** Start of Supplied records **

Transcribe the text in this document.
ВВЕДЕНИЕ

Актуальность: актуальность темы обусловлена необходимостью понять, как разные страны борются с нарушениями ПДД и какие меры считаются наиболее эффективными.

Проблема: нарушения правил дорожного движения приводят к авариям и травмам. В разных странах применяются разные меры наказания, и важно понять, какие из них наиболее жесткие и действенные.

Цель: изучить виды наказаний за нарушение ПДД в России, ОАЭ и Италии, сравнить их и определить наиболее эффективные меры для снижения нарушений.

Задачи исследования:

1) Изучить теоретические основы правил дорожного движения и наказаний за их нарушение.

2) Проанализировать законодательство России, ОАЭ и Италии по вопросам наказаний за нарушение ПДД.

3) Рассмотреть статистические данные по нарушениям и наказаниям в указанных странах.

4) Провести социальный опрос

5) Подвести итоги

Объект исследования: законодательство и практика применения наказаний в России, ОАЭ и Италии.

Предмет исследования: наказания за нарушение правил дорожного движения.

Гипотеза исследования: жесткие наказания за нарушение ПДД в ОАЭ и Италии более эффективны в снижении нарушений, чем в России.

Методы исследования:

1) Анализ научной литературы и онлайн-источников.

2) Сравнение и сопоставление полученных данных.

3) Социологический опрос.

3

** End of Supplied records **

Short exercise. Extract each line from the listing that holds the word "разные".

Answer.
Актуальность: актуальность темы обусловлена необходимостью понять, как разные страны борются с нарушениями ПДД и какие меры считаются наиболее эффективными.
Проблема: нарушения правил дорожного движения приводят к авариям и травмам. В разных странах применяются разные меры наказания, и важно понять, какие из них наиболее жесткие и действенные.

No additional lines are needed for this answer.